### Provided entries
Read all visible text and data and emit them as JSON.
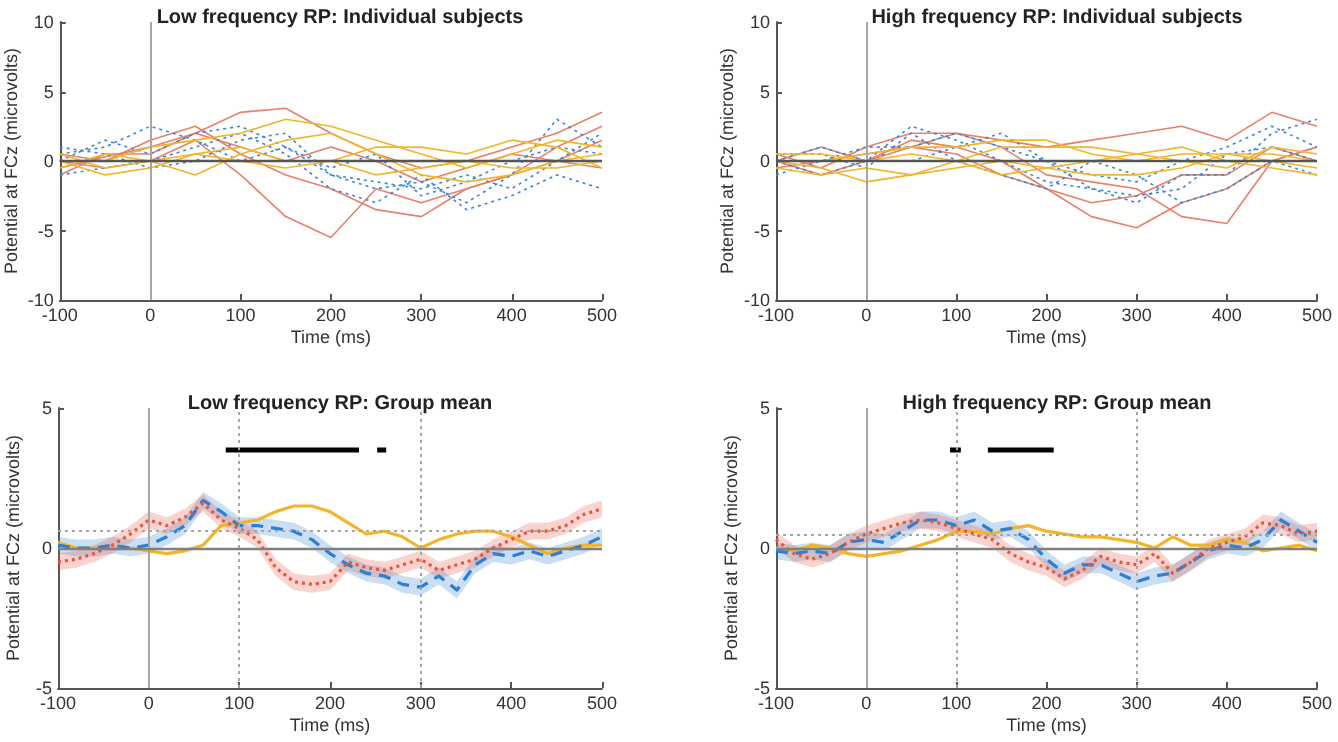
{
  "chart_data": [
    {
      "type": "line",
      "title": "Low frequency RP: Individual subjects",
      "xlabel": "Time (ms)",
      "ylabel": "Potential at FCz (microvolts)",
      "x": [
        -100,
        -50,
        0,
        50,
        100,
        150,
        200,
        250,
        300,
        350,
        400,
        450,
        500
      ],
      "xlim": [
        -100,
        500
      ],
      "xticks": [
        -100,
        0,
        100,
        200,
        300,
        400,
        500
      ],
      "ylim": [
        -10,
        10
      ],
      "yticks": [
        -10,
        -5,
        0,
        5,
        10
      ],
      "grid": false,
      "marker": "none",
      "ref_lines": [
        {
          "axis": "x",
          "value": 0,
          "color": "#a6a6a6",
          "line_style": "solid"
        },
        {
          "axis": "y",
          "value": 0,
          "color": "#555555",
          "line_style": "solid"
        }
      ],
      "series": [
        {
          "color": "#e8806a",
          "line_style": "solid",
          "values": [
            -0.5,
            0.3,
            1,
            2,
            3.5,
            3.8,
            2,
            0.5,
            -0.5,
            0,
            1,
            2,
            3.5
          ]
        },
        {
          "color": "#e8806a",
          "line_style": "solid",
          "values": [
            0,
            -0.5,
            0,
            1.5,
            -1,
            -4,
            -5.5,
            -2,
            -3,
            -2,
            -1,
            0,
            1.5
          ]
        },
        {
          "color": "#e8806a",
          "line_style": "solid",
          "values": [
            0.5,
            0,
            1.5,
            2.5,
            0.5,
            -1,
            -2,
            -3.5,
            -4,
            -2,
            -1,
            1,
            2.5
          ]
        },
        {
          "color": "#e8806a",
          "line_style": "solid",
          "values": [
            -1,
            0.5,
            0.5,
            2,
            1,
            0,
            1,
            0,
            -1.5,
            -0.5,
            0.5,
            0,
            -0.5
          ]
        },
        {
          "color": "#3c86d6",
          "line_style": "dotted",
          "values": [
            0.5,
            1,
            2.5,
            1.5,
            0,
            1,
            -1,
            -2,
            -1.5,
            -3,
            -1,
            3,
            1
          ]
        },
        {
          "color": "#3c86d6",
          "line_style": "dotted",
          "values": [
            -1,
            -0.5,
            0,
            1,
            2,
            0.5,
            -2,
            -3,
            -1,
            -3.5,
            -2.5,
            -1,
            -2
          ]
        },
        {
          "color": "#3c86d6",
          "line_style": "dotted",
          "values": [
            0,
            1.5,
            0.5,
            2,
            2.5,
            1,
            -0.5,
            0.5,
            -2.5,
            -1.5,
            0,
            1,
            0.5
          ]
        },
        {
          "color": "#3c86d6",
          "line_style": "dotted",
          "values": [
            1,
            0.5,
            -0.5,
            0,
            1.5,
            2,
            -1,
            -1.5,
            -2,
            -1,
            -2,
            0,
            2
          ]
        },
        {
          "color": "#f2b52a",
          "line_style": "solid",
          "values": [
            0,
            0,
            1,
            1.5,
            2,
            3,
            2.5,
            1.5,
            0.5,
            -0.5,
            0.5,
            1.5,
            1
          ]
        },
        {
          "color": "#f2b52a",
          "line_style": "solid",
          "values": [
            0.5,
            -0.5,
            0,
            -1,
            0.5,
            1.5,
            2,
            0.5,
            -1,
            -1.5,
            -1,
            0,
            0.5
          ]
        },
        {
          "color": "#f2b52a",
          "line_style": "solid",
          "values": [
            -0.5,
            0.5,
            0,
            0.5,
            1,
            0,
            0,
            1,
            1,
            0.5,
            1.5,
            1,
            -0.5
          ]
        },
        {
          "color": "#f2b52a",
          "line_style": "solid",
          "values": [
            0,
            -1,
            -0.5,
            0.5,
            0,
            -0.5,
            0,
            -1,
            -0.5,
            0,
            -0.5,
            -0.5,
            0
          ]
        }
      ]
    },
    {
      "type": "line",
      "title": "High frequency RP: Individual subjects",
      "xlabel": "Time (ms)",
      "ylabel": "Potential at FCz (microvolts)",
      "x": [
        -100,
        -50,
        0,
        50,
        100,
        150,
        200,
        250,
        300,
        350,
        400,
        450,
        500
      ],
      "xlim": [
        -100,
        500
      ],
      "xticks": [
        -100,
        0,
        100,
        200,
        300,
        400,
        500
      ],
      "ylim": [
        -10,
        10
      ],
      "yticks": [
        -10,
        -5,
        0,
        5,
        10
      ],
      "grid": false,
      "marker": "none",
      "ref_lines": [
        {
          "axis": "x",
          "value": 0,
          "color": "#a6a6a6",
          "line_style": "solid"
        },
        {
          "axis": "y",
          "value": 0,
          "color": "#555555",
          "line_style": "solid"
        }
      ],
      "series": [
        {
          "color": "#e8806a",
          "line_style": "solid",
          "values": [
            0,
            1,
            0,
            1.5,
            1,
            0,
            -2,
            -4,
            -4.8,
            -3,
            -2,
            0,
            1
          ]
        },
        {
          "color": "#e8806a",
          "line_style": "solid",
          "values": [
            0.5,
            -0.5,
            1,
            2,
            2,
            1,
            -1,
            -1.5,
            -2,
            -4,
            -4.5,
            0,
            1
          ]
        },
        {
          "color": "#e8806a",
          "line_style": "solid",
          "values": [
            -0.5,
            0,
            0.5,
            1,
            2,
            1.5,
            1,
            1.5,
            2,
            2.5,
            1.5,
            3.5,
            2.5
          ]
        },
        {
          "color": "#e8806a",
          "line_style": "solid",
          "values": [
            0,
            -1,
            0,
            1,
            0.5,
            -1,
            -2,
            -3,
            -2.5,
            -1,
            -1,
            1,
            0
          ]
        },
        {
          "color": "#3c86d6",
          "line_style": "dotted",
          "values": [
            0,
            -1,
            0,
            2.5,
            1.5,
            0,
            -1.5,
            -2,
            -3,
            -1,
            -1,
            2,
            3
          ]
        },
        {
          "color": "#3c86d6",
          "line_style": "dotted",
          "values": [
            -1,
            0,
            1,
            1,
            2,
            1,
            0,
            -2,
            -2.5,
            -2,
            0.5,
            1,
            0
          ]
        },
        {
          "color": "#3c86d6",
          "line_style": "dotted",
          "values": [
            0.5,
            0.5,
            -0.5,
            2,
            0,
            -1,
            -2,
            0,
            -1,
            -3,
            -2,
            0,
            -1
          ]
        },
        {
          "color": "#3c86d6",
          "line_style": "dotted",
          "values": [
            0,
            1,
            0,
            0,
            1,
            2,
            0,
            -1,
            -1.5,
            0,
            1,
            2.5,
            1
          ]
        },
        {
          "color": "#f2b52a",
          "line_style": "solid",
          "values": [
            0,
            0,
            0.5,
            1,
            1,
            1.5,
            1.5,
            0.5,
            0,
            0.5,
            0.5,
            0.5,
            0
          ]
        },
        {
          "color": "#f2b52a",
          "line_style": "solid",
          "values": [
            -0.5,
            -1,
            -0.5,
            -1,
            -0.5,
            0,
            -0.5,
            -1,
            -1,
            -0.5,
            0.5,
            0,
            -0.5
          ]
        },
        {
          "color": "#f2b52a",
          "line_style": "solid",
          "values": [
            0.5,
            0.5,
            0,
            0.5,
            0,
            1,
            1,
            1,
            0.5,
            0,
            -0.5,
            1,
            0.5
          ]
        },
        {
          "color": "#f2b52a",
          "line_style": "solid",
          "values": [
            0,
            -0.5,
            -1.5,
            -1,
            0,
            -1,
            -0.5,
            0,
            0.5,
            1,
            0,
            -0.5,
            -1
          ]
        }
      ]
    },
    {
      "type": "line",
      "title": "Low frequency RP: Group mean",
      "xlabel": "Time (ms)",
      "ylabel": "Potential at FCz (microvolts)",
      "x": [
        -100,
        -80,
        -60,
        -40,
        -20,
        0,
        20,
        40,
        60,
        80,
        100,
        120,
        140,
        160,
        180,
        200,
        220,
        240,
        260,
        280,
        300,
        320,
        340,
        360,
        380,
        400,
        420,
        440,
        460,
        480,
        500
      ],
      "xlim": [
        -100,
        500
      ],
      "xticks": [
        -100,
        0,
        100,
        200,
        300,
        400,
        500
      ],
      "ylim": [
        -5,
        5
      ],
      "yticks": [
        -5,
        0,
        5
      ],
      "grid": false,
      "marker": "none",
      "ref_lines": [
        {
          "axis": "x",
          "value": 0,
          "color": "#a6a6a6",
          "line_style": "solid"
        },
        {
          "axis": "y",
          "value": 0,
          "color": "#808080",
          "line_style": "solid"
        },
        {
          "axis": "x",
          "value": 100,
          "color": "#a6a6a6",
          "line_style": "dotted"
        },
        {
          "axis": "x",
          "value": 300,
          "color": "#a6a6a6",
          "line_style": "dotted"
        },
        {
          "axis": "y",
          "value": 0.6,
          "color": "#a6a6a6",
          "line_style": "dotted"
        }
      ],
      "series": [
        {
          "color": "#f2b52a",
          "line_style": "solid",
          "values": [
            0.2,
            0,
            0,
            0,
            0,
            -0.1,
            -0.2,
            -0.1,
            0.1,
            0.8,
            0.9,
            1,
            1.3,
            1.5,
            1.5,
            1.3,
            0.9,
            0.5,
            0.6,
            0.4,
            0,
            0.3,
            0.5,
            0.6,
            0.6,
            0.4,
            0.1,
            -0.2,
            0,
            0.1,
            0.1
          ]
        },
        {
          "color": "#2c7fd4",
          "line_style": "dashed",
          "values": [
            0.1,
            0,
            0,
            0.1,
            0,
            0.1,
            0.4,
            0.8,
            1.7,
            1.3,
            0.8,
            0.8,
            0.7,
            0.6,
            0.3,
            -0.2,
            -0.6,
            -0.9,
            -1,
            -1.3,
            -1.4,
            -1,
            -1.5,
            -0.6,
            -0.2,
            -0.3,
            -0.1,
            -0.3,
            -0.1,
            0.1,
            0.4
          ],
          "lower": [
            -0.2,
            -0.3,
            -0.3,
            -0.2,
            -0.3,
            -0.2,
            0.1,
            0.5,
            1.4,
            1,
            0.5,
            0.5,
            0.4,
            0.3,
            0,
            -0.5,
            -0.9,
            -1.2,
            -1.3,
            -1.6,
            -1.7,
            -1.3,
            -1.8,
            -0.9,
            -0.5,
            -0.6,
            -0.4,
            -0.6,
            -0.4,
            -0.2,
            0.1
          ],
          "upper": [
            0.4,
            0.3,
            0.3,
            0.4,
            0.3,
            0.4,
            0.7,
            1.1,
            2,
            1.6,
            1.1,
            1.1,
            1,
            0.9,
            0.6,
            0.1,
            -0.3,
            -0.6,
            -0.7,
            -1,
            -1.1,
            -0.7,
            -1.2,
            -0.3,
            0.1,
            0,
            0.2,
            0,
            0.2,
            0.4,
            0.7
          ]
        },
        {
          "color": "#e8553a",
          "line_style": "dotted",
          "values": [
            -0.5,
            -0.4,
            -0.2,
            0.1,
            0.5,
            1,
            0.8,
            1.1,
            1.6,
            1,
            0.7,
            0.3,
            -0.7,
            -1.2,
            -1.3,
            -1.2,
            -0.5,
            -0.7,
            -0.8,
            -0.6,
            -0.4,
            -0.8,
            -0.6,
            -0.4,
            0,
            0.3,
            0.6,
            0.6,
            0.8,
            1.2,
            1.4
          ],
          "lower": [
            -0.8,
            -0.7,
            -0.5,
            -0.2,
            0.2,
            0.7,
            0.5,
            0.8,
            1.3,
            0.7,
            0.4,
            0,
            -1,
            -1.5,
            -1.6,
            -1.5,
            -0.8,
            -1,
            -1.1,
            -0.9,
            -0.7,
            -1.1,
            -0.9,
            -0.7,
            -0.3,
            0,
            0.3,
            0.3,
            0.5,
            0.9,
            1.1
          ],
          "upper": [
            -0.2,
            -0.1,
            0.1,
            0.4,
            0.8,
            1.3,
            1.1,
            1.4,
            1.9,
            1.3,
            1,
            0.6,
            -0.4,
            -0.9,
            -1,
            -0.9,
            -0.2,
            -0.4,
            -0.5,
            -0.3,
            -0.1,
            -0.5,
            -0.3,
            -0.1,
            0.3,
            0.6,
            0.9,
            0.9,
            1.1,
            1.5,
            1.7
          ]
        },
        {
          "color": "#000000",
          "line_style": "solid",
          "x": [
            85,
            232
          ],
          "values": [
            3.5,
            3.5
          ]
        },
        {
          "color": "#000000",
          "line_style": "solid",
          "x": [
            252,
            262
          ],
          "values": [
            3.5,
            3.5
          ]
        }
      ]
    },
    {
      "type": "line",
      "title": "High frequency RP: Group mean",
      "xlabel": "Time (ms)",
      "ylabel": "Potential at FCz (microvolts)",
      "x": [
        -100,
        -80,
        -60,
        -40,
        -20,
        0,
        20,
        40,
        60,
        80,
        100,
        120,
        140,
        160,
        180,
        200,
        220,
        240,
        260,
        280,
        300,
        320,
        340,
        360,
        380,
        400,
        420,
        440,
        460,
        480,
        500
      ],
      "xlim": [
        -100,
        500
      ],
      "xticks": [
        -100,
        0,
        100,
        200,
        300,
        400,
        500
      ],
      "ylim": [
        -5,
        5
      ],
      "yticks": [
        -5,
        0,
        5
      ],
      "grid": false,
      "marker": "none",
      "ref_lines": [
        {
          "axis": "x",
          "value": 0,
          "color": "#a6a6a6",
          "line_style": "solid"
        },
        {
          "axis": "y",
          "value": 0,
          "color": "#808080",
          "line_style": "solid"
        },
        {
          "axis": "x",
          "value": 100,
          "color": "#a6a6a6",
          "line_style": "dotted"
        },
        {
          "axis": "x",
          "value": 300,
          "color": "#a6a6a6",
          "line_style": "dotted"
        },
        {
          "axis": "y",
          "value": 0.5,
          "color": "#a6a6a6",
          "line_style": "dotted"
        }
      ],
      "series": [
        {
          "color": "#f2b52a",
          "line_style": "solid",
          "values": [
            0,
            -0.1,
            0.1,
            0,
            -0.2,
            -0.3,
            -0.2,
            -0.1,
            0.1,
            0.3,
            0.6,
            0.6,
            0.5,
            0.7,
            0.8,
            0.6,
            0.5,
            0.4,
            0.4,
            0.3,
            0.2,
            0,
            0.4,
            0.1,
            0.1,
            0.3,
            0.2,
            -0.1,
            0,
            0.1,
            -0.1
          ]
        },
        {
          "color": "#2c7fd4",
          "line_style": "dashed",
          "values": [
            -0.1,
            -0.2,
            -0.1,
            -0.2,
            0.2,
            0.3,
            0.2,
            0.6,
            1,
            1,
            0.8,
            1,
            0.6,
            0.7,
            0.3,
            -0.4,
            -0.9,
            -0.6,
            -0.6,
            -0.9,
            -1.2,
            -1,
            -0.9,
            -0.5,
            -0.1,
            0.1,
            0,
            0.3,
            1,
            0.6,
            0.2
          ],
          "lower": [
            -0.4,
            -0.5,
            -0.4,
            -0.5,
            -0.1,
            0,
            -0.1,
            0.3,
            0.7,
            0.7,
            0.5,
            0.7,
            0.3,
            0.4,
            0,
            -0.7,
            -1.2,
            -0.9,
            -0.9,
            -1.2,
            -1.5,
            -1.3,
            -1.2,
            -0.8,
            -0.4,
            -0.2,
            -0.3,
            0,
            0.7,
            0.3,
            -0.1
          ],
          "upper": [
            0.2,
            0.1,
            0.2,
            0.1,
            0.5,
            0.6,
            0.5,
            0.9,
            1.3,
            1.3,
            1.1,
            1.3,
            0.9,
            1,
            0.6,
            -0.1,
            -0.6,
            -0.3,
            -0.3,
            -0.6,
            -0.9,
            -0.7,
            -0.6,
            -0.2,
            0.2,
            0.4,
            0.3,
            0.6,
            1.3,
            0.9,
            0.5
          ]
        },
        {
          "color": "#e8553a",
          "line_style": "dotted",
          "values": [
            0.3,
            -0.2,
            -0.4,
            -0.2,
            0.2,
            0.5,
            0.7,
            0.9,
            1,
            0.9,
            0.7,
            0.5,
            0.3,
            -0.2,
            -0.5,
            -0.7,
            -1.1,
            -0.8,
            -0.3,
            -0.5,
            -0.6,
            -0.2,
            -0.9,
            -0.5,
            0,
            0.2,
            0.4,
            0.9,
            0.8,
            0.5,
            0.6
          ],
          "lower": [
            0,
            -0.5,
            -0.7,
            -0.5,
            -0.1,
            0.2,
            0.4,
            0.6,
            0.7,
            0.6,
            0.4,
            0.2,
            0,
            -0.5,
            -0.8,
            -1,
            -1.4,
            -1.1,
            -0.6,
            -0.8,
            -0.9,
            -0.5,
            -1.2,
            -0.8,
            -0.3,
            -0.1,
            0.1,
            0.6,
            0.5,
            0.2,
            0.3
          ],
          "upper": [
            0.6,
            0.1,
            -0.1,
            0.1,
            0.5,
            0.8,
            1,
            1.2,
            1.3,
            1.2,
            1,
            0.8,
            0.6,
            0.1,
            -0.2,
            -0.4,
            -0.8,
            -0.5,
            0,
            -0.2,
            -0.3,
            0.1,
            -0.6,
            -0.2,
            0.3,
            0.5,
            0.7,
            1.2,
            1.1,
            0.8,
            0.9
          ]
        },
        {
          "color": "#000000",
          "line_style": "solid",
          "x": [
            93,
            105
          ],
          "values": [
            3.5,
            3.5
          ]
        },
        {
          "color": "#000000",
          "line_style": "solid",
          "x": [
            135,
            208
          ],
          "values": [
            3.5,
            3.5
          ]
        }
      ]
    }
  ]
}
######
_Task to complete_. Locate the word "Group" in the entries, and copy every line where it is found.

_Written reply_.
      "title": "Low frequency RP: Group mean",
      "title": "High frequency RP: Group mean",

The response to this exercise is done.